- Task to carry out
Check every line below for the word "Jaroslav" and copy each one that has it.

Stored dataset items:
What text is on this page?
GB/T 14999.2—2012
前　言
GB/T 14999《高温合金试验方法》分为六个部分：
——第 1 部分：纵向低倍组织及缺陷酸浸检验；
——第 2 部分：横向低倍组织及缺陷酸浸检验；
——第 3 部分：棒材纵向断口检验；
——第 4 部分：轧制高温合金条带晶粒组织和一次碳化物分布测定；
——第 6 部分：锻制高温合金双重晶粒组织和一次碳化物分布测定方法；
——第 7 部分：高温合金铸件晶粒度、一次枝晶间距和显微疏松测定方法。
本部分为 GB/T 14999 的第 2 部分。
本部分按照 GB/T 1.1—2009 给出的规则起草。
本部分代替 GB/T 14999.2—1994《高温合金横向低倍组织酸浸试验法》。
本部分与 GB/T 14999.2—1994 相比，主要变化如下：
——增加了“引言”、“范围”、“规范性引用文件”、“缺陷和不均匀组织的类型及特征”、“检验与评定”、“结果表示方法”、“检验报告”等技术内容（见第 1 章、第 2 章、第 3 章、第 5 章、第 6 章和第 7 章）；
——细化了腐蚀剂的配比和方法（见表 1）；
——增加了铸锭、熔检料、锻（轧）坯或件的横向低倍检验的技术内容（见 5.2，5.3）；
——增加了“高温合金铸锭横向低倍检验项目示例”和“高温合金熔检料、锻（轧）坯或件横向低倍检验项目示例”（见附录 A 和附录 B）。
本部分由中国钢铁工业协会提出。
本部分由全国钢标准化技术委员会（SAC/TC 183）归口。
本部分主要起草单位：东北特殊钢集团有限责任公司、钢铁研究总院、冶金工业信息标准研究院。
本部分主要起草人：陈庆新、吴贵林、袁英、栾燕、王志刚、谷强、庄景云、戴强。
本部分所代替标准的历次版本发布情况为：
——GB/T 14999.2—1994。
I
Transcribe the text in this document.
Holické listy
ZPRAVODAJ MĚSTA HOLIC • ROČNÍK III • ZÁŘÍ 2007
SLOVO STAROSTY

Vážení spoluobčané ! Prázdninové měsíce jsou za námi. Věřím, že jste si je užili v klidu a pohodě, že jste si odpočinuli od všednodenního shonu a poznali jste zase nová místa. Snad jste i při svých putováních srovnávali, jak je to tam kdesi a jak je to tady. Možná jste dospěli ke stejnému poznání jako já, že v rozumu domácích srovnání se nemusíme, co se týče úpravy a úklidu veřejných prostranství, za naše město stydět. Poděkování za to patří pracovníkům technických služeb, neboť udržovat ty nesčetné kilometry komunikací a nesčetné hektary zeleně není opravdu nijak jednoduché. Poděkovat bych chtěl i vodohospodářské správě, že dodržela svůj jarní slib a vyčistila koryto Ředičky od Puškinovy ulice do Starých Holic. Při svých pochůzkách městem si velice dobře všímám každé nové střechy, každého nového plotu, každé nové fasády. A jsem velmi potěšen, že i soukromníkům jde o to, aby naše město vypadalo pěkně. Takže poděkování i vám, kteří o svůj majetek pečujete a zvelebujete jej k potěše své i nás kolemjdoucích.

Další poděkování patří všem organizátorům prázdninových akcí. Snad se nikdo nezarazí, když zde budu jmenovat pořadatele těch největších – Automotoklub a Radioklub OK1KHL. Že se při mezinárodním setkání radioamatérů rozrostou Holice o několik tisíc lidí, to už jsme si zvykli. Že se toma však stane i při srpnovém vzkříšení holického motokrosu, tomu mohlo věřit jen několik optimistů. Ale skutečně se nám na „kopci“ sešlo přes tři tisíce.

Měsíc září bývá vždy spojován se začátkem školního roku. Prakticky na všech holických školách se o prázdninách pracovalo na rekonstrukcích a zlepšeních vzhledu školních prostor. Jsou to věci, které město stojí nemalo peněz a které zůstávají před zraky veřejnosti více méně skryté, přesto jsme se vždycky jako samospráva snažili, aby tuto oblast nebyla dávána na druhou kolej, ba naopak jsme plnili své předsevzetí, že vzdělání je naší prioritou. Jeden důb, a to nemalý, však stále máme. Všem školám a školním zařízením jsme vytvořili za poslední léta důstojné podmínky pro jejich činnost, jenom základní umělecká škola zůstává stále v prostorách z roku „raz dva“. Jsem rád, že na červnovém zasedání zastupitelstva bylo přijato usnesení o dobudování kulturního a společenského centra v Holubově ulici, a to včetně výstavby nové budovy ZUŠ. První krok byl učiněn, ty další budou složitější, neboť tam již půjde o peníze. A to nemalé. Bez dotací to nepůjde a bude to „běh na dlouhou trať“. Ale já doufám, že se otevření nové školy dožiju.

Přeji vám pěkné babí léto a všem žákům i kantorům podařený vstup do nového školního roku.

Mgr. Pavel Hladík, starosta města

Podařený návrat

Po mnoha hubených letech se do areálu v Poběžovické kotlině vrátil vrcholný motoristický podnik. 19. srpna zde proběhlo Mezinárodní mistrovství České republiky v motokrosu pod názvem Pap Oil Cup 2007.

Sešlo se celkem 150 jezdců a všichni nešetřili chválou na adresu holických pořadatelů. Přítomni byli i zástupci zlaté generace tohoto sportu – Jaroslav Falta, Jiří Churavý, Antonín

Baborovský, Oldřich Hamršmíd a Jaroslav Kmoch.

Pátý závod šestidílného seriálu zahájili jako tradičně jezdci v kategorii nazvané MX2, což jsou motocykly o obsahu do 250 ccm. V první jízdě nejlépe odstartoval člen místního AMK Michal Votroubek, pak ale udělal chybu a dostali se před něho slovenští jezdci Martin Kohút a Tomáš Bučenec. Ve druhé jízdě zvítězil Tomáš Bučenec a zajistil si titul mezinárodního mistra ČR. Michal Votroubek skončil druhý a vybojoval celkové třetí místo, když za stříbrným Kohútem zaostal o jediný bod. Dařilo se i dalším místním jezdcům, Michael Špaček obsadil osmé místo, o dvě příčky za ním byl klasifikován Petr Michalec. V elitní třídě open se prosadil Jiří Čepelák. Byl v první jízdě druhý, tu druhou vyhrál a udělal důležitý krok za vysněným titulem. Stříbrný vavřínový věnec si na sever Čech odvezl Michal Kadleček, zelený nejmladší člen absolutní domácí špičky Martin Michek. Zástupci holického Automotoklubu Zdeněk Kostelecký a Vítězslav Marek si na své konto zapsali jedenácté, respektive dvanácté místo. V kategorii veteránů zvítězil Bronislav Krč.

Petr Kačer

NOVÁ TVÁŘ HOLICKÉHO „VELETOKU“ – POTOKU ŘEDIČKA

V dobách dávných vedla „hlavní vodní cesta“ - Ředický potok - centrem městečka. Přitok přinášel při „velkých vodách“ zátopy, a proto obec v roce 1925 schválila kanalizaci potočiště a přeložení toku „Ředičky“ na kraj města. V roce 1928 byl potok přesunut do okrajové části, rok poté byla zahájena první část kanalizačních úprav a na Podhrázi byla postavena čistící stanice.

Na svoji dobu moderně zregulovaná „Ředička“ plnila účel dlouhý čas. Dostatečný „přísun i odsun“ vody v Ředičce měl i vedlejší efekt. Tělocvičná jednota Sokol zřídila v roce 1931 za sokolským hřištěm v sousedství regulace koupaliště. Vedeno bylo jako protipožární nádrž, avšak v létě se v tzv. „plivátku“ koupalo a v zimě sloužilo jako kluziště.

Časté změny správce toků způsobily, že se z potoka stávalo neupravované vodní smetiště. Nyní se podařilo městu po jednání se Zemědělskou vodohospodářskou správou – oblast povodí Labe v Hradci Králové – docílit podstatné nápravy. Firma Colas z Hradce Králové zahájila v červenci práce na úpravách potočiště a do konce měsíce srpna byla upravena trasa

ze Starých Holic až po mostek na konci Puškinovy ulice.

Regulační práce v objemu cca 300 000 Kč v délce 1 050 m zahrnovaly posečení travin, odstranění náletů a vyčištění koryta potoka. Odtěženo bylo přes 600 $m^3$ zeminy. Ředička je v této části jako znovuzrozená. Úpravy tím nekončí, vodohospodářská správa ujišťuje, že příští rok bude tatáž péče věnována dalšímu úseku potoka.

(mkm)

- Solution to the exercise
Sešlo se celkem 150 jezdců a všichni nešetřili chválou na adresu holických pořadatelů. Přítomni byli i zástupci zlaté generace tohoto sportu – Jaroslav Falta, Jiří Churavý, Antonín
Baborovský, Oldřich Hamršmíd a Jaroslav Kmoch.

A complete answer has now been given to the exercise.